Exercise goal: Return every line of the data below unchanged, character for character.

Entries:
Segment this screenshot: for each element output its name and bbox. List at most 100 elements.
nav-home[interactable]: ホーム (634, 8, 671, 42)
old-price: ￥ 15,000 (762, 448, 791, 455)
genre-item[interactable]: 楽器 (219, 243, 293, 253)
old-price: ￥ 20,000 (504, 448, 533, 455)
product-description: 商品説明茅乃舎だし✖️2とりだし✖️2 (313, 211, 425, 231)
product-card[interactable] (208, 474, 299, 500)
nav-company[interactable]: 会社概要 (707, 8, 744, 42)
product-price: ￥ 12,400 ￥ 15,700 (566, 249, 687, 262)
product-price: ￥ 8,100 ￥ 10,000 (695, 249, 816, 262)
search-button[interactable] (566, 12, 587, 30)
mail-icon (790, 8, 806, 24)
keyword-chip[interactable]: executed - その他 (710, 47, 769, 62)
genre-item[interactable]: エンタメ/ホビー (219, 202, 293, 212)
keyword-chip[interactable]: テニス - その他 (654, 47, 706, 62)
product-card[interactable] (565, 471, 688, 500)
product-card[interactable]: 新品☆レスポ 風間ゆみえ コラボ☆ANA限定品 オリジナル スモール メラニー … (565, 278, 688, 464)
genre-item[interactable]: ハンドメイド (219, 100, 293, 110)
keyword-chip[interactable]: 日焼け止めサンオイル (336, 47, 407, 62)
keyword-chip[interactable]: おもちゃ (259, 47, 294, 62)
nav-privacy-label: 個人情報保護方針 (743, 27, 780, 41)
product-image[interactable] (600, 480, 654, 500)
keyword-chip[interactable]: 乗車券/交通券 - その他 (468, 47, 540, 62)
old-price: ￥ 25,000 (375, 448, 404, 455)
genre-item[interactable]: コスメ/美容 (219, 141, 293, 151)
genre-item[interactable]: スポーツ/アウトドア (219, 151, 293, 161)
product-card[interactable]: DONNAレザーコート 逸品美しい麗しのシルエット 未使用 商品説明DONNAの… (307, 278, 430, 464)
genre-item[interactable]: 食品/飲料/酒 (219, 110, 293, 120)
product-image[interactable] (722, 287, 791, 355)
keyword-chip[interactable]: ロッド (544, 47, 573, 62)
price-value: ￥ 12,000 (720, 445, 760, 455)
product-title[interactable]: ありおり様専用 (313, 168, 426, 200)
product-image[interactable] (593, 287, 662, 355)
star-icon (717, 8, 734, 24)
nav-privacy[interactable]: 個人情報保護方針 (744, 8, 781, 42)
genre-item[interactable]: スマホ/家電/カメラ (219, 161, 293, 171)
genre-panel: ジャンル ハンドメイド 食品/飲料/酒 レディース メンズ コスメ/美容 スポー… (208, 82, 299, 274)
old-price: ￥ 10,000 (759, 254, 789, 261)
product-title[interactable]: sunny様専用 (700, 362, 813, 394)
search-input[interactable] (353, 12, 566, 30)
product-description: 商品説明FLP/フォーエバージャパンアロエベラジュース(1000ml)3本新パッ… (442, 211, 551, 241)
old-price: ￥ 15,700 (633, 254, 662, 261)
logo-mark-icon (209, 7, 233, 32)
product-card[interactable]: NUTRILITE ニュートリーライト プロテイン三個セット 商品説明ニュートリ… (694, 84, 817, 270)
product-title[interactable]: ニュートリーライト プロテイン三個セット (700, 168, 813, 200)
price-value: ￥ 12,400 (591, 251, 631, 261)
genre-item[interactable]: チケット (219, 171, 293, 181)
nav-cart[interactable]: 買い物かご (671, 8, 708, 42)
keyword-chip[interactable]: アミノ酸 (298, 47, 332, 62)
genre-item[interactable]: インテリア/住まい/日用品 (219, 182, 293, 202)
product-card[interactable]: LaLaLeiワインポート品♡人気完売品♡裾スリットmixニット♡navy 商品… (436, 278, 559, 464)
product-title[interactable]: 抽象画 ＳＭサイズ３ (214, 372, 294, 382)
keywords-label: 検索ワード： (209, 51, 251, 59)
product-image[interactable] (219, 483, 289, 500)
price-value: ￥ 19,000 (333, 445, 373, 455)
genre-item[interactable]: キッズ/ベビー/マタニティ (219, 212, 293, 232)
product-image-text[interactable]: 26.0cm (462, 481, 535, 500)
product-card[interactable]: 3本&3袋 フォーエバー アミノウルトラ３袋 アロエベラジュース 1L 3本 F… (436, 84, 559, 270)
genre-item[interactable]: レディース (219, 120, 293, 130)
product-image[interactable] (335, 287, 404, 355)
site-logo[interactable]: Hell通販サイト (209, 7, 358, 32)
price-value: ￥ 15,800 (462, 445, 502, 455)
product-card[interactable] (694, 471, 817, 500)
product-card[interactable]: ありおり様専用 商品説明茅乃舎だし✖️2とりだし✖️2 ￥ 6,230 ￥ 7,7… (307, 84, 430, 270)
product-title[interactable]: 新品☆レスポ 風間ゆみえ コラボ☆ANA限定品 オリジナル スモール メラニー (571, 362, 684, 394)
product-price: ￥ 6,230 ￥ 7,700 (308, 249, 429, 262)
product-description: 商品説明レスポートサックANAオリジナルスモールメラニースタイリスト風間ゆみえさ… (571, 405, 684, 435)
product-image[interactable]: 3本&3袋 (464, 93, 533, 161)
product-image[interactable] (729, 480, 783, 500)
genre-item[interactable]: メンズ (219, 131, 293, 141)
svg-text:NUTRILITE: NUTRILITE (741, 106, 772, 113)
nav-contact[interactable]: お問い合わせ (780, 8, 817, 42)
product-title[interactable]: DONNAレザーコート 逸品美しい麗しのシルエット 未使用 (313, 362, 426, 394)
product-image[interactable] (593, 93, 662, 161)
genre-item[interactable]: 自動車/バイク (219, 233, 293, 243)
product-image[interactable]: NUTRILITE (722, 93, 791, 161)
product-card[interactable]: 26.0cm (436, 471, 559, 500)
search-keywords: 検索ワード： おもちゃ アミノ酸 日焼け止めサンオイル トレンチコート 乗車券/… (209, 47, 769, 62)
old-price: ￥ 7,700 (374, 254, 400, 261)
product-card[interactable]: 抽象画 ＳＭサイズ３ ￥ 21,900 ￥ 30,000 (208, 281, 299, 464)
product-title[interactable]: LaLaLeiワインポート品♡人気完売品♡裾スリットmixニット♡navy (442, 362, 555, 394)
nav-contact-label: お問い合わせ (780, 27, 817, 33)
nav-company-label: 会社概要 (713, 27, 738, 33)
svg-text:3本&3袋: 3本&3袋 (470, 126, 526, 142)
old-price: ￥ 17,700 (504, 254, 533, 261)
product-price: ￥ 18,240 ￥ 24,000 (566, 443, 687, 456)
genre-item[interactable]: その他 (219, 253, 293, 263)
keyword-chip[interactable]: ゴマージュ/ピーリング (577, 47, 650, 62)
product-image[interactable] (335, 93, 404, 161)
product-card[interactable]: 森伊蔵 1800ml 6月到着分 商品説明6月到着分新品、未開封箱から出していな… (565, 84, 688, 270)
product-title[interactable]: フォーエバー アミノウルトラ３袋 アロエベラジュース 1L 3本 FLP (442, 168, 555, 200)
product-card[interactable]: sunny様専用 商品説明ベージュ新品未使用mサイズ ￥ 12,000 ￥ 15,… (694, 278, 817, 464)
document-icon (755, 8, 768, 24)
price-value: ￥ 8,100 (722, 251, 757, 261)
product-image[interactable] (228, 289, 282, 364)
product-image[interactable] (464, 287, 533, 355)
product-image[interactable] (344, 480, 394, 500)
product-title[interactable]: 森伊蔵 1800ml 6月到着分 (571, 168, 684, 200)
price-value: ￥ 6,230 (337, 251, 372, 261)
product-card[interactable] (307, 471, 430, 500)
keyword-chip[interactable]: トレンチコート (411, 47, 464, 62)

Answer for this exercise:
Segment this screenshot: for each element output its name and bbox. List at most 100 elements.
nav-home[interactable]: ホーム (634, 8, 671, 42)
old-price: ￥ 15,000 (762, 448, 791, 455)
genre-item[interactable]: 楽器 (219, 243, 293, 253)
old-price: ￥ 20,000 (504, 448, 533, 455)
product-description: 商品説明茅乃舎だし✖️2とりだし✖️2 (313, 211, 425, 231)
product-card[interactable] (208, 474, 299, 500)
nav-company[interactable]: 会社概要 (707, 8, 744, 42)
product-price: ￥ 12,400 ￥ 15,700 (566, 249, 687, 262)
product-price: ￥ 8,100 ￥ 10,000 (695, 249, 816, 262)
search-button[interactable] (566, 12, 587, 30)
mail-icon (790, 8, 806, 24)
keyword-chip[interactable]: executed - その他 (710, 47, 769, 62)
genre-item[interactable]: エンタメ/ホビー (219, 202, 293, 212)
keyword-chip[interactable]: テニス - その他 (654, 47, 706, 62)
product-card[interactable] (565, 471, 688, 500)
product-card[interactable]: 新品☆レスポ 風間ゆみえ コラボ☆ANA限定品 オリジナル スモール メラニー … (565, 278, 688, 464)
genre-item[interactable]: ハンドメイド (219, 100, 293, 110)
keyword-chip[interactable]: 日焼け止めサンオイル (336, 47, 407, 62)
keyword-chip[interactable]: おもちゃ (259, 47, 294, 62)
nav-privacy-label: 個人情報保護方針 (743, 27, 780, 41)
product-image[interactable] (600, 480, 654, 500)
keyword-chip[interactable]: 乗車券/交通券 - その他 (468, 47, 540, 62)
old-price: ￥ 25,000 (375, 448, 404, 455)
genre-item[interactable]: コスメ/美容 (219, 141, 293, 151)
genre-item[interactable]: スポーツ/アウトドア (219, 151, 293, 161)
product-card[interactable]: DONNAレザーコート 逸品美しい麗しのシルエット 未使用 商品説明DONNAの… (307, 278, 430, 464)
genre-item[interactable]: 食品/飲料/酒 (219, 110, 293, 120)
product-image[interactable] (722, 287, 791, 355)
keyword-chip[interactable]: ロッド (544, 47, 573, 62)
price-value: ￥ 12,000 (720, 445, 760, 455)
product-title[interactable]: ありおり様専用 (313, 168, 426, 200)
product-image[interactable] (593, 287, 662, 355)
star-icon (717, 8, 734, 24)
nav-privacy[interactable]: 個人情報保護方針 (744, 8, 781, 42)
genre-item[interactable]: スマホ/家電/カメラ (219, 161, 293, 171)
genre-panel: ジャンル ハンドメイド 食品/飲料/酒 レディース メンズ コスメ/美容 スポー… (208, 82, 299, 274)
old-price: ￥ 10,000 (759, 254, 789, 261)
product-title[interactable]: sunny様専用 (700, 362, 813, 394)
search-input[interactable] (353, 12, 566, 30)
product-description: 商品説明FLP/フォーエバージャパンアロエベラジュース(1000ml)3本新パッ… (442, 211, 551, 241)
old-price: ￥ 15,700 (633, 254, 662, 261)
logo-mark-icon (209, 7, 233, 32)
product-card[interactable]: NUTRILITE ニュートリーライト プロテイン三個セット 商品説明ニュートリ… (694, 84, 817, 270)
product-title[interactable]: ニュートリーライト プロテイン三個セット (700, 168, 813, 200)
price-value: ￥ 12,400 (591, 251, 631, 261)
genre-item[interactable]: チケット (219, 171, 293, 181)
nav-cart[interactable]: 買い物かご (671, 8, 708, 42)
keyword-chip[interactable]: アミノ酸 (298, 47, 332, 62)
genre-item[interactable]: インテリア/住まい/日用品 (219, 182, 293, 202)
product-card[interactable]: LaLaLeiワインポート品♡人気完売品♡裾スリットmixニット♡navy 商品… (436, 278, 559, 464)
product-title[interactable]: 抽象画 ＳＭサイズ３ (214, 372, 294, 382)
keywords-label: 検索ワード： (209, 51, 251, 59)
product-image[interactable] (219, 483, 289, 500)
price-value: ￥ 19,000 (333, 445, 373, 455)
genre-item[interactable]: キッズ/ベビー/マタニティ (219, 212, 293, 232)
product-image-text[interactable]: 26.0cm (462, 481, 535, 500)
product-card[interactable]: 3本&3袋 フォーエバー アミノウルトラ３袋 アロエベラジュース 1L 3本 F… (436, 84, 559, 270)
genre-item[interactable]: レディース (219, 120, 293, 130)
product-image[interactable] (335, 287, 404, 355)
site-logo[interactable]: Hell通販サイト (209, 7, 358, 32)
price-value: ￥ 15,800 (462, 445, 502, 455)
product-card[interactable] (694, 471, 817, 500)
product-card[interactable]: ありおり様専用 商品説明茅乃舎だし✖️2とりだし✖️2 ￥ 6,230 ￥ 7,7… (307, 84, 430, 270)
product-title[interactable]: 新品☆レスポ 風間ゆみえ コラボ☆ANA限定品 オリジナル スモール メラニー (571, 362, 684, 394)
product-price: ￥ 6,230 ￥ 7,700 (308, 249, 429, 262)
product-description: 商品説明レスポートサックANAオリジナルスモールメラニースタイリスト風間ゆみえさ… (571, 405, 684, 435)
product-image[interactable]: 3本&3袋 (464, 93, 533, 161)
product-image[interactable] (729, 480, 783, 500)
genre-item[interactable]: メンズ (219, 131, 293, 141)
svg-text:NUTRILITE: NUTRILITE (741, 106, 772, 113)
nav-contact[interactable]: お問い合わせ (780, 8, 817, 42)
product-title[interactable]: DONNAレザーコート 逸品美しい麗しのシルエット 未使用 (313, 362, 426, 394)
product-image[interactable] (593, 93, 662, 161)
genre-item[interactable]: 自動車/バイク (219, 233, 293, 243)
product-image[interactable]: NUTRILITE (722, 93, 791, 161)
product-card[interactable]: 26.0cm (436, 471, 559, 500)
search-keywords: 検索ワード： おもちゃ アミノ酸 日焼け止めサンオイル トレンチコート 乗車券/… (209, 47, 769, 62)
old-price: ￥ 7,700 (374, 254, 400, 261)
product-card[interactable]: 抽象画 ＳＭサイズ３ ￥ 21,900 ￥ 30,000 (208, 281, 299, 464)
product-title[interactable]: LaLaLeiワインポート品♡人気完売品♡裾スリットmixニット♡navy (442, 362, 555, 394)
nav-contact-label: お問い合わせ (780, 27, 817, 33)
nav-company-label: 会社概要 (713, 27, 738, 33)
svg-text:3本&3袋: 3本&3袋 (470, 126, 526, 142)
old-price: ￥ 17,700 (504, 254, 533, 261)
product-price: ￥ 18,240 ￥ 24,000 (566, 443, 687, 456)
genre-item[interactable]: その他 (219, 253, 293, 263)
keyword-chip[interactable]: ゴマージュ/ピーリング (577, 47, 650, 62)
product-image[interactable] (335, 93, 404, 161)
product-card[interactable]: 森伊蔵 1800ml 6月到着分 商品説明6月到着分新品、未開封箱から出していな… (565, 84, 688, 270)
product-title[interactable]: フォーエバー アミノウルトラ３袋 アロエベラジュース 1L 3本 FLP (442, 168, 555, 200)
product-card[interactable]: sunny様専用 商品説明ベージュ新品未使用mサイズ ￥ 12,000 ￥ 15,… (694, 278, 817, 464)
document-icon (755, 8, 768, 24)
price-value: ￥ 8,100 (722, 251, 757, 261)
product-image[interactable] (228, 289, 282, 364)
product-image[interactable] (464, 287, 533, 355)
product-image[interactable] (344, 480, 394, 500)
product-title[interactable]: 森伊蔵 1800ml 6月到着分 (571, 168, 684, 200)
price-value: ￥ 6,230 (337, 251, 372, 261)
product-card[interactable] (307, 471, 430, 500)
keyword-chip[interactable]: トレンチコート (411, 47, 464, 62)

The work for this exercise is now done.